= Given problem =
Below are the records; copy each line in them that holds the word "Quadrant".

= Information given =

((

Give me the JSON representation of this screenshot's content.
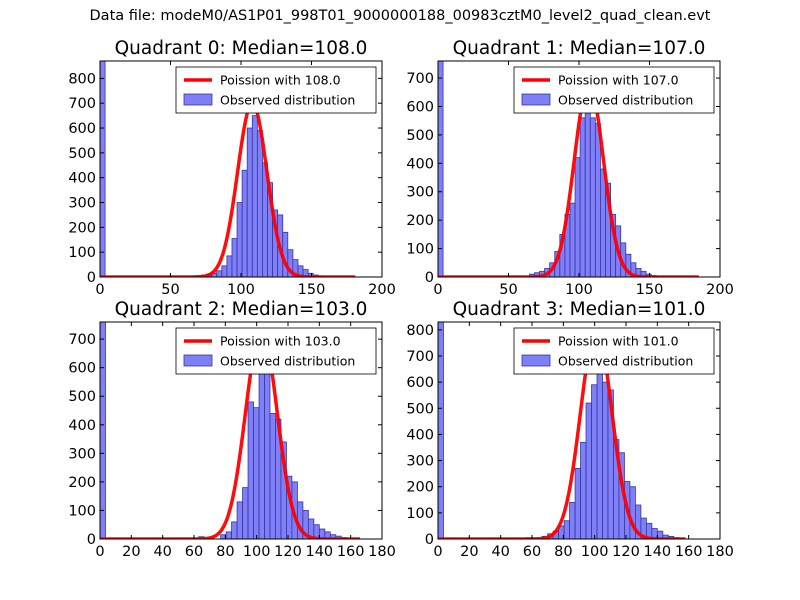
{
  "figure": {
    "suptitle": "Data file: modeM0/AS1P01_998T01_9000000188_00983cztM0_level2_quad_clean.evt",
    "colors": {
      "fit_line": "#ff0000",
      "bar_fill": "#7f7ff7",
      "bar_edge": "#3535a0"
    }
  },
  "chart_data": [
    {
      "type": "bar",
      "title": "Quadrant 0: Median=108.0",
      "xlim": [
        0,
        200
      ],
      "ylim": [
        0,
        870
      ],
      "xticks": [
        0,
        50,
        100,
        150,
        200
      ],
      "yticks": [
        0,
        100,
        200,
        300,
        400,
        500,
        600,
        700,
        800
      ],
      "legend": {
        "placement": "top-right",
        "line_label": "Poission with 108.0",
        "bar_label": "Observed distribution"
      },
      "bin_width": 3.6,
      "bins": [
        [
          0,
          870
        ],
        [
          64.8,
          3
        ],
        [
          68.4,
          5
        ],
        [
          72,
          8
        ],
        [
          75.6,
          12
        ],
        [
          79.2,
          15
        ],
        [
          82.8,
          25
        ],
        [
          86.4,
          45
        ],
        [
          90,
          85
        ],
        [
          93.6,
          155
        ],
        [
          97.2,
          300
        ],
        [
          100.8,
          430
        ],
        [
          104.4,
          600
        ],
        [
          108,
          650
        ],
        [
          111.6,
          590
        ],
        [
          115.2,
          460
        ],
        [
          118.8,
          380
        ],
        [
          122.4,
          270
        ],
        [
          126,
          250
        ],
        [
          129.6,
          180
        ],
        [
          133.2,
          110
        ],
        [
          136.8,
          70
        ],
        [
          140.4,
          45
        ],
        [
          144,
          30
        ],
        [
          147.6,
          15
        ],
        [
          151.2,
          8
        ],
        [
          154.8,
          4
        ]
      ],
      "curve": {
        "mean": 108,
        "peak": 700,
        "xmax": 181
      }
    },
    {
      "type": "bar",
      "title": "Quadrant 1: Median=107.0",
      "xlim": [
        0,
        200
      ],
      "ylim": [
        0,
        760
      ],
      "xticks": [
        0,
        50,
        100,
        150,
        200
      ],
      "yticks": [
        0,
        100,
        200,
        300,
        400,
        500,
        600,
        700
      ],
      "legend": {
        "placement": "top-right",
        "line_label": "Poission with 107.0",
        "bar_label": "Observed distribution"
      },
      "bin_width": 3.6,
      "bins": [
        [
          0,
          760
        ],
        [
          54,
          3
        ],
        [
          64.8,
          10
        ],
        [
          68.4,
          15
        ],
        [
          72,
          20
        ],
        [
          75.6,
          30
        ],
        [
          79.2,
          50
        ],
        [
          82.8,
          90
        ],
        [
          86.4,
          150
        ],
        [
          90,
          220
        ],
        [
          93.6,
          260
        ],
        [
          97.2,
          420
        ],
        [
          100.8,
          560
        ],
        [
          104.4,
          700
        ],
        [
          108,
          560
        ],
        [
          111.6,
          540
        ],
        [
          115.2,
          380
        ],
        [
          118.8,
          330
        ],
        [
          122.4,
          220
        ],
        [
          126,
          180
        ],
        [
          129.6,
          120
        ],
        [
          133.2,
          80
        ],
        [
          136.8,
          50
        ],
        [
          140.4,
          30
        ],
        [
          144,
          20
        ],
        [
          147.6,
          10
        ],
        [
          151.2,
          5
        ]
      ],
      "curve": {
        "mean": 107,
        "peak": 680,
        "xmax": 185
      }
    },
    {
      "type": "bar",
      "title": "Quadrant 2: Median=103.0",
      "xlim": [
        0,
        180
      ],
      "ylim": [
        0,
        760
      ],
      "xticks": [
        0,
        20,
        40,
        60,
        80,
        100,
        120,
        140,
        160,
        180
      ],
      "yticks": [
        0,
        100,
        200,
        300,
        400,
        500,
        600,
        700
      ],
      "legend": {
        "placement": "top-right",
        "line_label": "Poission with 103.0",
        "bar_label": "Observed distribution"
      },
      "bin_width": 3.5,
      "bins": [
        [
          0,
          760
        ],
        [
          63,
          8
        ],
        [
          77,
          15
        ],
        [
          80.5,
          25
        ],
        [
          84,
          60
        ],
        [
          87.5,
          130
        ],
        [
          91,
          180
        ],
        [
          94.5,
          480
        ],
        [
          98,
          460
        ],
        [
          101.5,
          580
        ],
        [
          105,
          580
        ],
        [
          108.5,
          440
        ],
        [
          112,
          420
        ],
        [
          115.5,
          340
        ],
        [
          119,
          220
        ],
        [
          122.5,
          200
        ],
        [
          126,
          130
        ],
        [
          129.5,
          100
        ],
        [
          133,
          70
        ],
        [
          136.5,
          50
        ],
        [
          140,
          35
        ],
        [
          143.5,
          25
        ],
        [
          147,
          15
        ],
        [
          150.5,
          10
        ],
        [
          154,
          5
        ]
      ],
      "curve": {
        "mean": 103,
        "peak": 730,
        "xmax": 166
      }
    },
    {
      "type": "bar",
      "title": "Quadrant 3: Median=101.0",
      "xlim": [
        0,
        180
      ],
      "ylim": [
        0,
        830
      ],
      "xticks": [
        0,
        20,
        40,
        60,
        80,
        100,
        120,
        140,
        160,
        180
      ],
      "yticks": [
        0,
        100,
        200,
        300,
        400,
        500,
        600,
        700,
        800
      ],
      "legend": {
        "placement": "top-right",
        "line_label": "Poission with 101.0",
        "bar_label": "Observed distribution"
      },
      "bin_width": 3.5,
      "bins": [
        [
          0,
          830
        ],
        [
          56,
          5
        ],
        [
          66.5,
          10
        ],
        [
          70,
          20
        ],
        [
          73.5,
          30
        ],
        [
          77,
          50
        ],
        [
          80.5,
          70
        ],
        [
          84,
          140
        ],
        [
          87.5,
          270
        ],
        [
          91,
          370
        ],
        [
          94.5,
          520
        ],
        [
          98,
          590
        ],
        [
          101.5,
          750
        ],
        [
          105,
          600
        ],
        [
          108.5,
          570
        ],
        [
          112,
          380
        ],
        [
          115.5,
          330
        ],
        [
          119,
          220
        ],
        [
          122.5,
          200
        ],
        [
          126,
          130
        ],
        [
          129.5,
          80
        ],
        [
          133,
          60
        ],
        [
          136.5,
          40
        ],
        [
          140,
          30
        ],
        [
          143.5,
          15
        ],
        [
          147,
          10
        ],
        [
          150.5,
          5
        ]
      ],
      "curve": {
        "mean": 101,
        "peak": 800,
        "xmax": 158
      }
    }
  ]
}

))
((

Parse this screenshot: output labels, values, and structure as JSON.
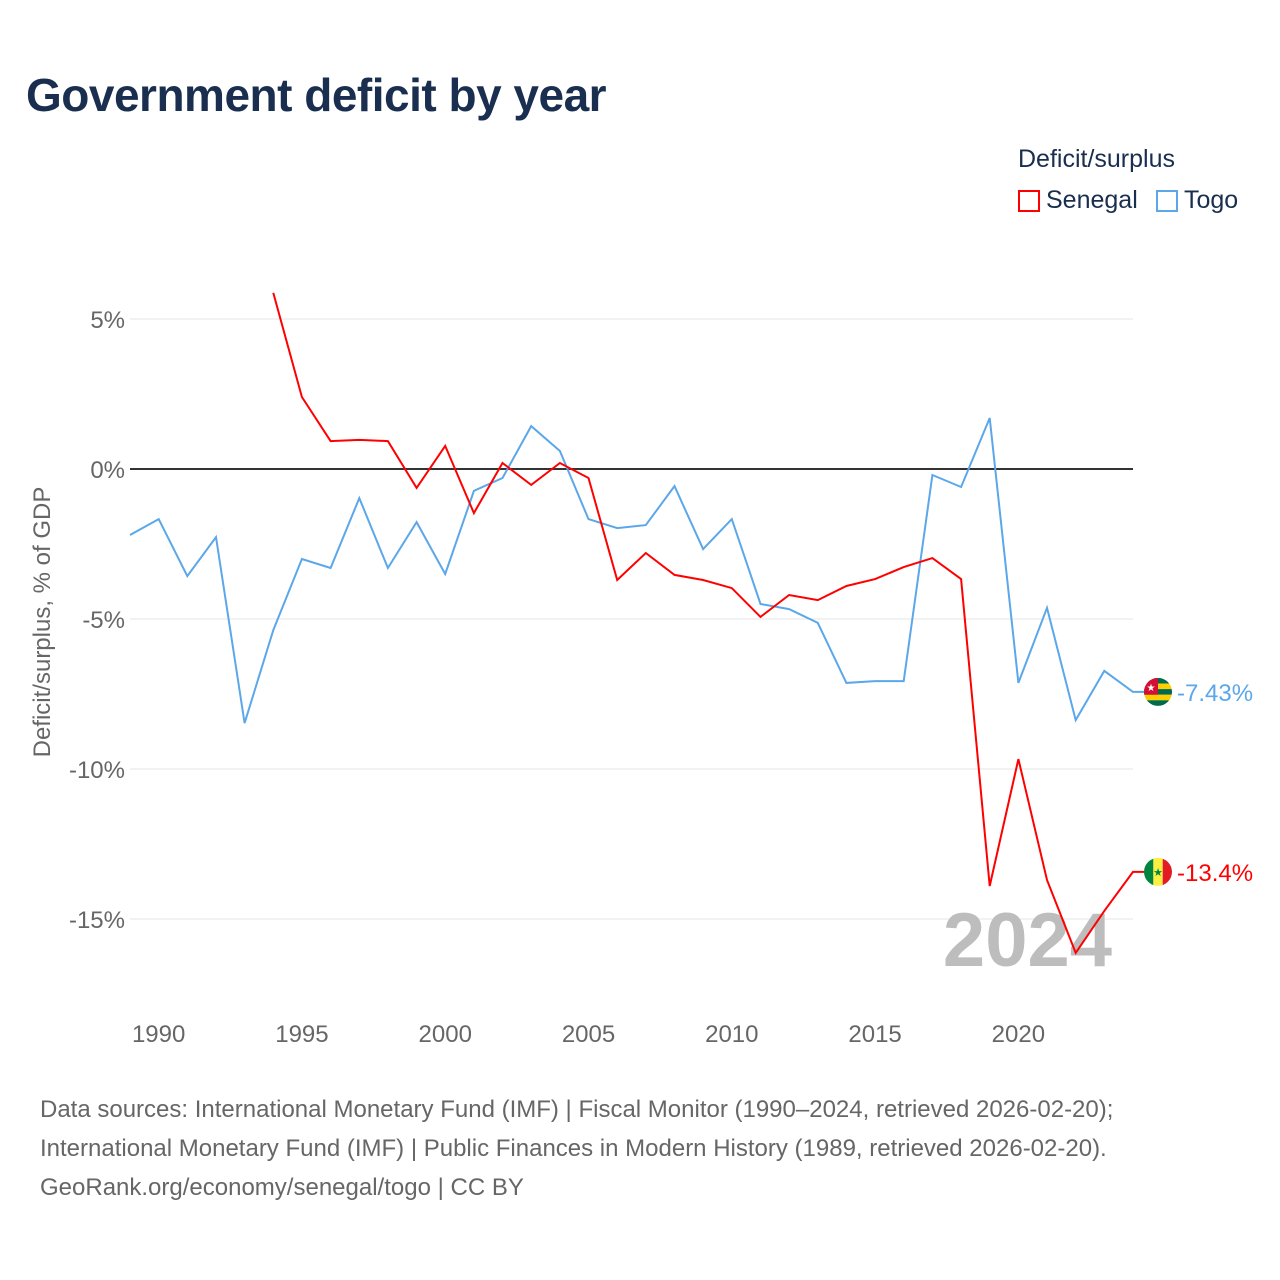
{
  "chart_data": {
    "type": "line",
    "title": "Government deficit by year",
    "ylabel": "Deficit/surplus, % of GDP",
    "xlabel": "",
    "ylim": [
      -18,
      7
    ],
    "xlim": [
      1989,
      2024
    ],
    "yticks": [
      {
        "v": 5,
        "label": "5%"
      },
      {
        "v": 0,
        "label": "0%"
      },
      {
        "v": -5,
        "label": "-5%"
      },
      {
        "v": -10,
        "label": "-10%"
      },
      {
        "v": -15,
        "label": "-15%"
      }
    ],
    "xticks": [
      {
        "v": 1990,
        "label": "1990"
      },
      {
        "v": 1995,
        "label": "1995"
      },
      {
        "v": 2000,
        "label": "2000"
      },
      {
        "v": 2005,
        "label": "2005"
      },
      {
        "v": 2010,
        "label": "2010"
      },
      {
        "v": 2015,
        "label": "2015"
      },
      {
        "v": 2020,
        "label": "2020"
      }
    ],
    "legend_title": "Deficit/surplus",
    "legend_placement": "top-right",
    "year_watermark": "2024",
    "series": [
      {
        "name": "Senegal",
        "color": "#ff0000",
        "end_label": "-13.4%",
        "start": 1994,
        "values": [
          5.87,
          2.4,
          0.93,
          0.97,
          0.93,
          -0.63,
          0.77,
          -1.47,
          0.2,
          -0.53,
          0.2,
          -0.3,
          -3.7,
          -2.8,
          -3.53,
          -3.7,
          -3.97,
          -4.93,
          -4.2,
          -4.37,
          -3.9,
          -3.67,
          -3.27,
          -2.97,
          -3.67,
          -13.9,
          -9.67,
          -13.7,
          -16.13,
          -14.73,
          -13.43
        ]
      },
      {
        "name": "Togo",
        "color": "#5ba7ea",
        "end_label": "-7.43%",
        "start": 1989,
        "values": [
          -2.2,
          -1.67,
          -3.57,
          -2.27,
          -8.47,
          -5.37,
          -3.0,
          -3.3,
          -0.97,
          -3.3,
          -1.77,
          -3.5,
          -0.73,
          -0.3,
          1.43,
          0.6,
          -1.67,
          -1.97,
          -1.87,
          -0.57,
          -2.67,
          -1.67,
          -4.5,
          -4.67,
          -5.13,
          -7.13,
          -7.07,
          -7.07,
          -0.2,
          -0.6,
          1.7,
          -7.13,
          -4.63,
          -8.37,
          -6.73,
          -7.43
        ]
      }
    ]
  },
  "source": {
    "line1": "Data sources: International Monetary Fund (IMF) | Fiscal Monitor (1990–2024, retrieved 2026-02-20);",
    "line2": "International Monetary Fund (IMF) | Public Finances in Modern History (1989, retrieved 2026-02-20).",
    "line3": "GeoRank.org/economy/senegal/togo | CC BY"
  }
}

))

= Exercise answer =
      "title": "Quadrant 0: Median=108.0",
      "title": "Quadrant 1: Median=107.0",
      "title": "Quadrant 2: Median=103.0",
      "title": "Quadrant 3: Median=101.0",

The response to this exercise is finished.